Exercise aim: Exclude any images and output the remaining records exactly.

[BEGIN Material provided]

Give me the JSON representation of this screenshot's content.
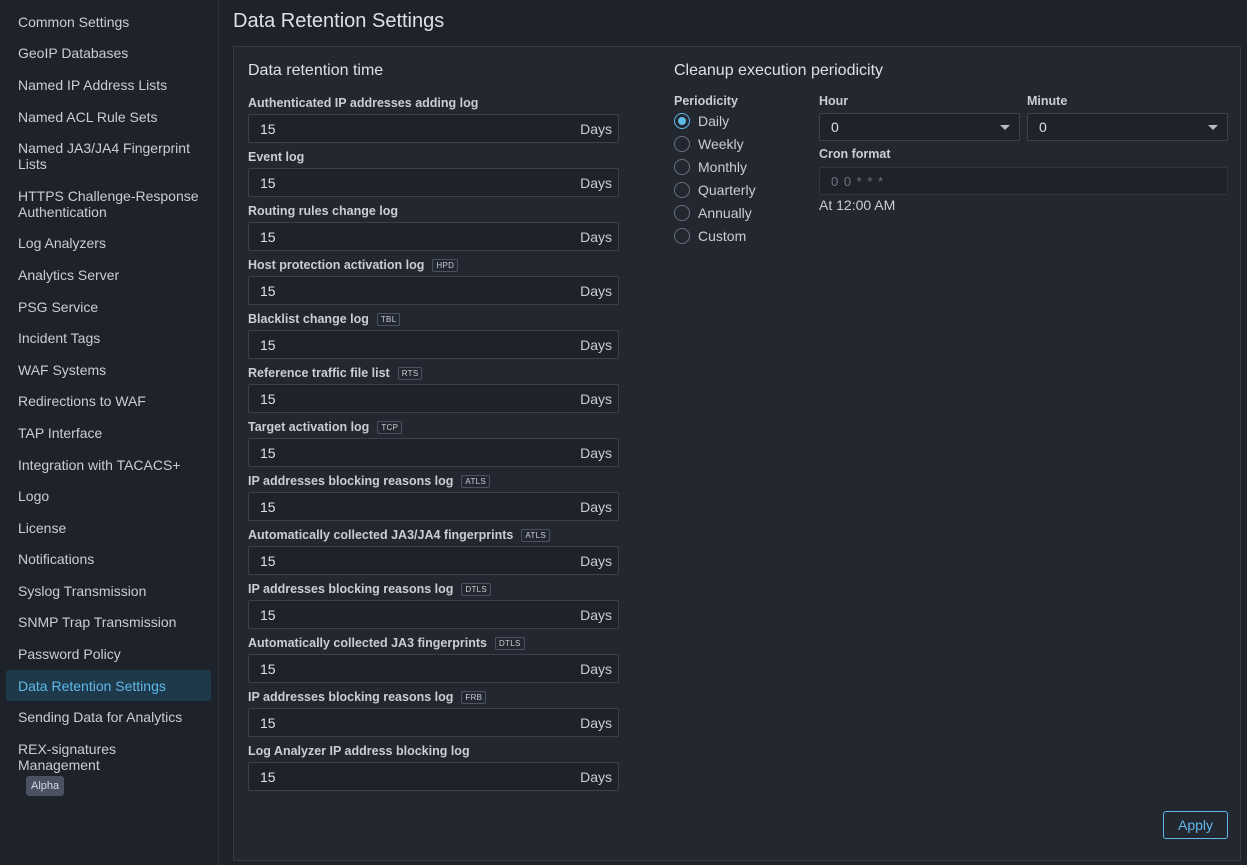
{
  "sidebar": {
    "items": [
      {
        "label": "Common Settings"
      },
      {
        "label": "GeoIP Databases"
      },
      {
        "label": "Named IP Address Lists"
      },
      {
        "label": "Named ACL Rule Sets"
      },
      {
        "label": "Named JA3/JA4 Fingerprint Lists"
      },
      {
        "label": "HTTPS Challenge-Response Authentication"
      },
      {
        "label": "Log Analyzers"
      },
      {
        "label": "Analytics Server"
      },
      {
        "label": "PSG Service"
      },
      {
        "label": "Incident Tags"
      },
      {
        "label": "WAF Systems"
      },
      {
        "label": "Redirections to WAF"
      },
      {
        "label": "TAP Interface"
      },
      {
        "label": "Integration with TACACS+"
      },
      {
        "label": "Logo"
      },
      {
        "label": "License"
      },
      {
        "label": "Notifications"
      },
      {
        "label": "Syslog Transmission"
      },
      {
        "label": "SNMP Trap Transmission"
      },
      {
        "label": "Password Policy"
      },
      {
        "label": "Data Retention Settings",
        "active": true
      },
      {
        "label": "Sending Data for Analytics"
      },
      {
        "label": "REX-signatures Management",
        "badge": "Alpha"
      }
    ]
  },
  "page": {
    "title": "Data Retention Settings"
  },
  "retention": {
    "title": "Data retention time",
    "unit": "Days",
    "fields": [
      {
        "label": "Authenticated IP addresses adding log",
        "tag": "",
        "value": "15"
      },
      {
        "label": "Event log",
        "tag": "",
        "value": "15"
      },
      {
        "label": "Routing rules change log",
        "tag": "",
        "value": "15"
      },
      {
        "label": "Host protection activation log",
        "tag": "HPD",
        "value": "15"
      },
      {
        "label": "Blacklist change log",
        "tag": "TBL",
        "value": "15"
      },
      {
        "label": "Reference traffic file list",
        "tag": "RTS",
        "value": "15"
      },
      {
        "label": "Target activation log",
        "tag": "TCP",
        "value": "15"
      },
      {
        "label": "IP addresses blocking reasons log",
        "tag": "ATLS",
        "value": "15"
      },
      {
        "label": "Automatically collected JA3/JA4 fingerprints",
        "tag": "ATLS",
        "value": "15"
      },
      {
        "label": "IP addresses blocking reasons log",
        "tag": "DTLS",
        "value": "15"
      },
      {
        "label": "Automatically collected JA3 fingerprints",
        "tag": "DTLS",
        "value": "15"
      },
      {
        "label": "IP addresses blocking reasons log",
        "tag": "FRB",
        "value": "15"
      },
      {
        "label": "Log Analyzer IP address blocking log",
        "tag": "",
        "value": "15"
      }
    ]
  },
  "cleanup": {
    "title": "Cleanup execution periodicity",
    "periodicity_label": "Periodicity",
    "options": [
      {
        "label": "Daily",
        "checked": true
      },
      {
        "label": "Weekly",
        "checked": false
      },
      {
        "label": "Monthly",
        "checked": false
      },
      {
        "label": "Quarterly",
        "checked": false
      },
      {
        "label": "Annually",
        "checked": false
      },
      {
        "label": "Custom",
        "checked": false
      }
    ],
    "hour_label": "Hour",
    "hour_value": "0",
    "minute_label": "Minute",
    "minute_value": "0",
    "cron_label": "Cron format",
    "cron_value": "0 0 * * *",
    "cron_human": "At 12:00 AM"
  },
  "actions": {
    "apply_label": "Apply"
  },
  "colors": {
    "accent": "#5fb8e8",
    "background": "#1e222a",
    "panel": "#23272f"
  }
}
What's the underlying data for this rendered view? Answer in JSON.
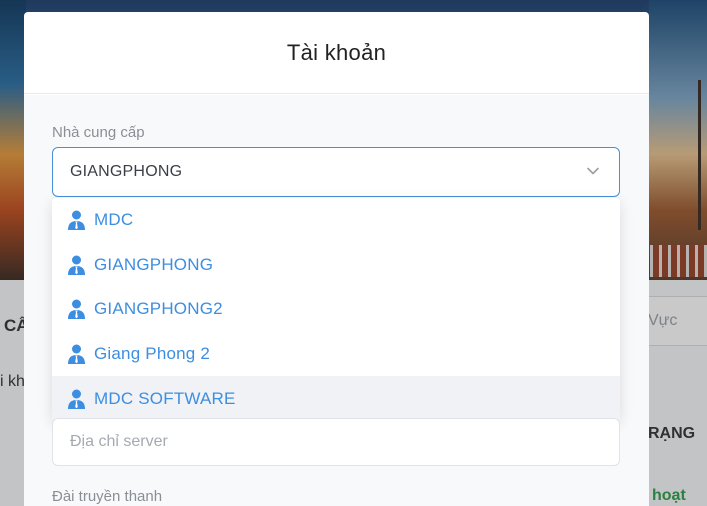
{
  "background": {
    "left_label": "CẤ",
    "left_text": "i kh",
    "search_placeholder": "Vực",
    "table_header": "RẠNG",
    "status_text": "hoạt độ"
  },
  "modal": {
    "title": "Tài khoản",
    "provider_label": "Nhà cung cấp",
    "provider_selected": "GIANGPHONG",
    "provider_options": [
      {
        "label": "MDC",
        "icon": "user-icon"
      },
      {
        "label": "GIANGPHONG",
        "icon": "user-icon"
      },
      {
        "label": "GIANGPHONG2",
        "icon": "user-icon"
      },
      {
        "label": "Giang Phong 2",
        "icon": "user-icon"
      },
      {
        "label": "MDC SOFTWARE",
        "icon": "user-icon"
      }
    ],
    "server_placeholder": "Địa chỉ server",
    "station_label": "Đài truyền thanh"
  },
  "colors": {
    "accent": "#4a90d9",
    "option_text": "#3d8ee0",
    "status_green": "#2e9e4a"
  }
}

[END Material provided]

Solution:
Give me the JSON representation of this screenshot's content.
{
  "sidebar": {
    "items": [
      {
        "label": "Common Settings"
      },
      {
        "label": "GeoIP Databases"
      },
      {
        "label": "Named IP Address Lists"
      },
      {
        "label": "Named ACL Rule Sets"
      },
      {
        "label": "Named JA3/JA4 Fingerprint Lists"
      },
      {
        "label": "HTTPS Challenge-Response Authentication"
      },
      {
        "label": "Log Analyzers"
      },
      {
        "label": "Analytics Server"
      },
      {
        "label": "PSG Service"
      },
      {
        "label": "Incident Tags"
      },
      {
        "label": "WAF Systems"
      },
      {
        "label": "Redirections to WAF"
      },
      {
        "label": "TAP Interface"
      },
      {
        "label": "Integration with TACACS+"
      },
      {
        "label": "Logo"
      },
      {
        "label": "License"
      },
      {
        "label": "Notifications"
      },
      {
        "label": "Syslog Transmission"
      },
      {
        "label": "SNMP Trap Transmission"
      },
      {
        "label": "Password Policy"
      },
      {
        "label": "Data Retention Settings",
        "active": true
      },
      {
        "label": "Sending Data for Analytics"
      },
      {
        "label": "REX-signatures Management",
        "badge": "Alpha"
      }
    ]
  },
  "page": {
    "title": "Data Retention Settings"
  },
  "retention": {
    "title": "Data retention time",
    "unit": "Days",
    "fields": [
      {
        "label": "Authenticated IP addresses adding log",
        "tag": "",
        "value": "15"
      },
      {
        "label": "Event log",
        "tag": "",
        "value": "15"
      },
      {
        "label": "Routing rules change log",
        "tag": "",
        "value": "15"
      },
      {
        "label": "Host protection activation log",
        "tag": "HPD",
        "value": "15"
      },
      {
        "label": "Blacklist change log",
        "tag": "TBL",
        "value": "15"
      },
      {
        "label": "Reference traffic file list",
        "tag": "RTS",
        "value": "15"
      },
      {
        "label": "Target activation log",
        "tag": "TCP",
        "value": "15"
      },
      {
        "label": "IP addresses blocking reasons log",
        "tag": "ATLS",
        "value": "15"
      },
      {
        "label": "Automatically collected JA3/JA4 fingerprints",
        "tag": "ATLS",
        "value": "15"
      },
      {
        "label": "IP addresses blocking reasons log",
        "tag": "DTLS",
        "value": "15"
      },
      {
        "label": "Automatically collected JA3 fingerprints",
        "tag": "DTLS",
        "value": "15"
      },
      {
        "label": "IP addresses blocking reasons log",
        "tag": "FRB",
        "value": "15"
      },
      {
        "label": "Log Analyzer IP address blocking log",
        "tag": "",
        "value": "15"
      }
    ]
  },
  "cleanup": {
    "title": "Cleanup execution periodicity",
    "periodicity_label": "Periodicity",
    "options": [
      {
        "label": "Daily",
        "checked": true
      },
      {
        "label": "Weekly",
        "checked": false
      },
      {
        "label": "Monthly",
        "checked": false
      },
      {
        "label": "Quarterly",
        "checked": false
      },
      {
        "label": "Annually",
        "checked": false
      },
      {
        "label": "Custom",
        "checked": false
      }
    ],
    "hour_label": "Hour",
    "hour_value": "0",
    "minute_label": "Minute",
    "minute_value": "0",
    "cron_label": "Cron format",
    "cron_value": "0 0 * * *",
    "cron_human": "At 12:00 AM"
  },
  "actions": {
    "apply_label": "Apply"
  },
  "colors": {
    "accent": "#5fb8e8",
    "background": "#1e222a",
    "panel": "#23272f"
  }
}
What's the underlying data for this rendered view? Answer in JSON.
{
  "background": {
    "left_label": "CẤ",
    "left_text": "i kh",
    "search_placeholder": "Vực",
    "table_header": "RẠNG",
    "status_text": "hoạt độ"
  },
  "modal": {
    "title": "Tài khoản",
    "provider_label": "Nhà cung cấp",
    "provider_selected": "GIANGPHONG",
    "provider_options": [
      {
        "label": "MDC",
        "icon": "user-icon"
      },
      {
        "label": "GIANGPHONG",
        "icon": "user-icon"
      },
      {
        "label": "GIANGPHONG2",
        "icon": "user-icon"
      },
      {
        "label": "Giang Phong 2",
        "icon": "user-icon"
      },
      {
        "label": "MDC SOFTWARE",
        "icon": "user-icon"
      }
    ],
    "server_placeholder": "Địa chỉ server",
    "station_label": "Đài truyền thanh"
  },
  "colors": {
    "accent": "#4a90d9",
    "option_text": "#3d8ee0",
    "status_green": "#2e9e4a"
  }
}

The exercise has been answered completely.